__Task to complete__: Keep the pictures out and restate every record exactly.

Data entries for graphics
+-------+
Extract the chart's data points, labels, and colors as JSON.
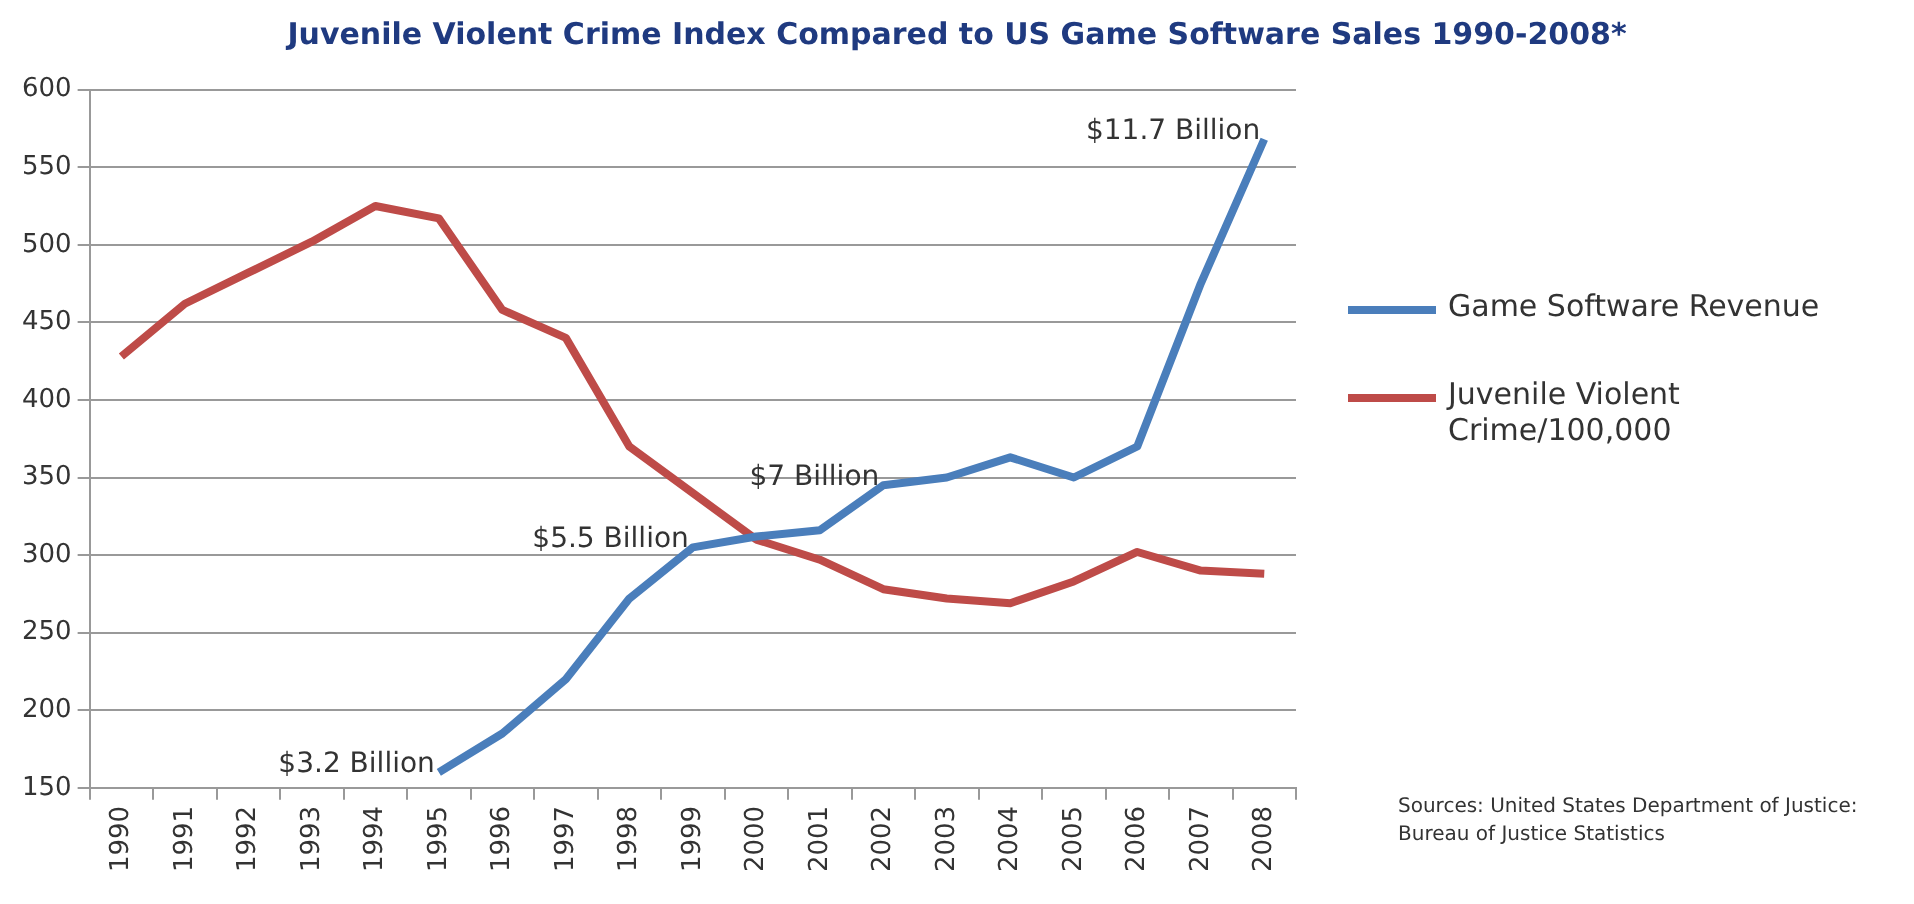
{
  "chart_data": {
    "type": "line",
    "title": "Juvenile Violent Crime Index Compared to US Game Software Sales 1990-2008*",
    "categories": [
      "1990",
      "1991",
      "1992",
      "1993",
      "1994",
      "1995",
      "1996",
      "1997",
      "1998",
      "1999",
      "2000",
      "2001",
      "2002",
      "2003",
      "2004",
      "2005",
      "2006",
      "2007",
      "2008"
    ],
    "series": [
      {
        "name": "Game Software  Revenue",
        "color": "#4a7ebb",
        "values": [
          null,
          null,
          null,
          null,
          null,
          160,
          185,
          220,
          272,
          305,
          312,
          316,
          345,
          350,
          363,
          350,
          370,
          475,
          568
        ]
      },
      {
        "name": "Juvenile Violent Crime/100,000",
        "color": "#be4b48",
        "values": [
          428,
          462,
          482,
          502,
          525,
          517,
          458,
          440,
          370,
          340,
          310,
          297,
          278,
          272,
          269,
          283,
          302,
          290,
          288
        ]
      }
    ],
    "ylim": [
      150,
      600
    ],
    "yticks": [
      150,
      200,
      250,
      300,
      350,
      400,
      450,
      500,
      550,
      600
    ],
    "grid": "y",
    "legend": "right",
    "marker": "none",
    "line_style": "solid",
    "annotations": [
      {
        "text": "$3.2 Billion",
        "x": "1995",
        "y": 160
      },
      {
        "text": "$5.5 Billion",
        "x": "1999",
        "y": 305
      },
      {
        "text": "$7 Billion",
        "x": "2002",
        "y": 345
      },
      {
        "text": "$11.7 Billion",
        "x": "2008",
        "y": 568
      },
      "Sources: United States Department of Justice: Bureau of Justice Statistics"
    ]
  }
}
+-------+
__Exercise answer__:
Extract the chart's data points, labels, and colors as JSON.
{
  "chart_data": {
    "type": "line",
    "title": "Juvenile Violent Crime Index Compared to US Game Software Sales 1990-2008*",
    "categories": [
      "1990",
      "1991",
      "1992",
      "1993",
      "1994",
      "1995",
      "1996",
      "1997",
      "1998",
      "1999",
      "2000",
      "2001",
      "2002",
      "2003",
      "2004",
      "2005",
      "2006",
      "2007",
      "2008"
    ],
    "series": [
      {
        "name": "Game Software  Revenue",
        "color": "#4a7ebb",
        "values": [
          null,
          null,
          null,
          null,
          null,
          160,
          185,
          220,
          272,
          305,
          312,
          316,
          345,
          350,
          363,
          350,
          370,
          475,
          568
        ]
      },
      {
        "name": "Juvenile Violent Crime/100,000",
        "color": "#be4b48",
        "values": [
          428,
          462,
          482,
          502,
          525,
          517,
          458,
          440,
          370,
          340,
          310,
          297,
          278,
          272,
          269,
          283,
          302,
          290,
          288
        ]
      }
    ],
    "ylim": [
      150,
      600
    ],
    "yticks": [
      150,
      200,
      250,
      300,
      350,
      400,
      450,
      500,
      550,
      600
    ],
    "grid": "y",
    "legend": "right",
    "marker": "none",
    "line_style": "solid",
    "annotations": [
      {
        "text": "$3.2 Billion",
        "x": "1995",
        "y": 160
      },
      {
        "text": "$5.5 Billion",
        "x": "1999",
        "y": 305
      },
      {
        "text": "$7 Billion",
        "x": "2002",
        "y": 345
      },
      {
        "text": "$11.7 Billion",
        "x": "2008",
        "y": 568
      },
      "Sources: United States Department of Justice: Bureau of Justice Statistics"
    ]
  }
}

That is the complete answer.